EXCERPT:
Mine’s a pinta

doorstep pintas

The only time I have been to Paris was with a milkman. I watched as he left pints on doorsteps in Montmartre, posed with a bottle in front of the Eifel Tower and travelled on the Metro, clutching his gold tops to his white coated chest.

It was a publicity stunt dreamed up by the then Milk Marketing Board, promoting doorstep deliveries. The winner of a ‘My Favourite Milkie’ contest came from South Yorkshire and the Sheffield Star sent me, along with a photographer, to cover the event.

Quite why we should go to Paris, a city which has never seen a bottle of the white stuff on its doorsteps, I never did understand. Not that I worried too much because it was grand day out and included a free lunch on a barge restaurant moored on the Seine and a complimentary mug from the MMB.

The photographer didn’t get one because the Milk Marketing Board ladies didn’t like him putting up a strop at photographing the milkman in front of the Eifel Tower. He claimed he couldn’t get it all in the picture. So how come he would fail where millions of tourists succeeded? I asked, abandoning diplomacy.

I have always been a fan of doorstep deliveries and invariably buy my milk that way but it’s getting harder.

For a start, I have to ask myself why I pay 71p for a doorstep delivery of my semi-skimmed pinta ( six years later in 2021 it is now 81p) when the cost in Tesco is 49p. The answer is that you could call it a social duty although I have never been a Guardian reader: it keeps a Milkie in a job and helps support a Mrs Milkie and all their little Milkies.

It ensures there is someone friendly on the streets in the early hours, making the kingdom potentially safer, and guarantees deliveries to pensioners who can’t get out. A milkman is often the one who alerts the police or social services to a problem.

Sadly, few share this doctrine – only one pint in 12 arrives on the doorstep (and these are 2012 figures. Now it will be worse).

The dairy companies don’t help themselves. Much of the milk locally was delivered by Dairy Farmers of Great Britain which went bust several years ago, putting some farmers out of business. My dairy has contracted from daily deliveries to just three days a week, Tuesday, Thursdays and Saturdays.

Back in in 2015 I wrote I had every reason to ditch the milkman and buy from the supermarket yet tradition stopped me. Six years on milk deliveries are coming back into fashion, prompted by wanting milk in glass rather than plastic, and the pandemic.

GIVEN INFORMATION:
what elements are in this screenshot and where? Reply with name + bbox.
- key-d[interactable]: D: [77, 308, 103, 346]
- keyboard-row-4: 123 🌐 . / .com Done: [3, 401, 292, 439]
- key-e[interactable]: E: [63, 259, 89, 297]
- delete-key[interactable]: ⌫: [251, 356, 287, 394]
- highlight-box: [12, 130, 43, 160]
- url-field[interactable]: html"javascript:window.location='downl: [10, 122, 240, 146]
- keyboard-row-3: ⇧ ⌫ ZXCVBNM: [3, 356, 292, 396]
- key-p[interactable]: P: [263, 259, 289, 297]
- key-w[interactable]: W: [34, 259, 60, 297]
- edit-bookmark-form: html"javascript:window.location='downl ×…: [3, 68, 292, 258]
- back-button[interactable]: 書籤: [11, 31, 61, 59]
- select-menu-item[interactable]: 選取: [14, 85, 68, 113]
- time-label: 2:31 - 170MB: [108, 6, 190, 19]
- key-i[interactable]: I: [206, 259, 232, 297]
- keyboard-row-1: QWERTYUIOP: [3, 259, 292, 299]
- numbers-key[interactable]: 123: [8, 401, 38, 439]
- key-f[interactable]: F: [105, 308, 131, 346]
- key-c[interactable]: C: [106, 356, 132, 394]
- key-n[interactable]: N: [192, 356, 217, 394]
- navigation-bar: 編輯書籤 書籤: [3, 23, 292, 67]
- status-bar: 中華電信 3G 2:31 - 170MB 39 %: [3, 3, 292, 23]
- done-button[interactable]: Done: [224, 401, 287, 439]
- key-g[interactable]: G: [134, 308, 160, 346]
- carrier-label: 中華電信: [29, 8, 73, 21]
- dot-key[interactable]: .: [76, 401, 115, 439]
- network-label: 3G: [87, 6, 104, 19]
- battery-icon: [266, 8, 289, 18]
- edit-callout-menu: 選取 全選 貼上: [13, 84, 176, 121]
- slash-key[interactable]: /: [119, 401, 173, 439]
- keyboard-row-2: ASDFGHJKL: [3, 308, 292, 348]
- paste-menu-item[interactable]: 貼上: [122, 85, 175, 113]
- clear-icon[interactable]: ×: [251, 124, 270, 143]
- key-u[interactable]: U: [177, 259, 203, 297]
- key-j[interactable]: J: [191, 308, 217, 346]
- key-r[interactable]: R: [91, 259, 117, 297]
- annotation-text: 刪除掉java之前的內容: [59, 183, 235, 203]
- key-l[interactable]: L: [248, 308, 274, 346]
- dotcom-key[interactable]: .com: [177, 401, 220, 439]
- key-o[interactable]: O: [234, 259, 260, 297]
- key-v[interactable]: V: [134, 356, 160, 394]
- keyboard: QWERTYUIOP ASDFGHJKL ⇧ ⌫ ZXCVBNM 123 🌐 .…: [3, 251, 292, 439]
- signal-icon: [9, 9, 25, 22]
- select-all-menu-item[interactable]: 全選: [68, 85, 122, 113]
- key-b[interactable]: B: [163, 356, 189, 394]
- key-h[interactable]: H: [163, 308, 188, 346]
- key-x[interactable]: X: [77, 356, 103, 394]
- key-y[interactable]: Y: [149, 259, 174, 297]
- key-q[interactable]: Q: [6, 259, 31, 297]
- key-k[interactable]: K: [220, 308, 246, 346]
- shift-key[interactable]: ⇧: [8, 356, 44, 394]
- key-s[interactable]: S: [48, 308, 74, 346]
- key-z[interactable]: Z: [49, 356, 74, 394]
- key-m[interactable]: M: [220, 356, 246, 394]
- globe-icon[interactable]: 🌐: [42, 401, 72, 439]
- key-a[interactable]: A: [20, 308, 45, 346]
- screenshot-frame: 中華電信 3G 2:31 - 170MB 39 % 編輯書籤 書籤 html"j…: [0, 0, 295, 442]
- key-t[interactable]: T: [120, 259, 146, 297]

PROBLEM DESCRIPTION:
Answer these questions about the piece on doorstep milk:
(a) Which newspaper sent the writer to cover the Paris event?
(b) What did a pint of semi-skimmed milk cost in Tesco?
(c) On which days does the writer's dairy now deliver?
The items above are separate from the piece on doorstep milk.

SOLUTION BELOW:
(a) The Sheffield Star.
(b) 49p.
(c) Tuesdays, Thursdays and Saturdays.